# AIM:
Tally the lines that contain the string "used" and give the number by itself.

# EXCERPTED RECORDS:
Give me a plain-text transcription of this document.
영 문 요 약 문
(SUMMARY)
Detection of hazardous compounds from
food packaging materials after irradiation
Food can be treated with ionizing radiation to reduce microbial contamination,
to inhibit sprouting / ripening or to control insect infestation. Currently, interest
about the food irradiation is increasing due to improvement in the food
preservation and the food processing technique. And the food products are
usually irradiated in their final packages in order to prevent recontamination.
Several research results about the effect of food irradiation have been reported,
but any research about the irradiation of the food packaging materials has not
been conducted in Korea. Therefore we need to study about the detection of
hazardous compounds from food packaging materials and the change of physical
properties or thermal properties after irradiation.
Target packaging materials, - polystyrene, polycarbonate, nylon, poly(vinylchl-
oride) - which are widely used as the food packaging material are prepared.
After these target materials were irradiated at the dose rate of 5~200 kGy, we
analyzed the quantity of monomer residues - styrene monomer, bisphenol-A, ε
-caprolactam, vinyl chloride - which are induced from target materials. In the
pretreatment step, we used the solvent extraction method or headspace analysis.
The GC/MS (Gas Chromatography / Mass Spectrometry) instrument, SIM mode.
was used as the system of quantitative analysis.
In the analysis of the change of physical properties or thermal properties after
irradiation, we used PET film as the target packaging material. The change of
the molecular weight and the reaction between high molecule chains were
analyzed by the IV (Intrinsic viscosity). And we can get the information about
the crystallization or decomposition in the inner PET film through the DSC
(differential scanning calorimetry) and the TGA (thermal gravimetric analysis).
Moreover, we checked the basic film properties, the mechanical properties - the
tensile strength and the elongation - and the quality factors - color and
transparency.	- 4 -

# OUTPUT BELOW:
4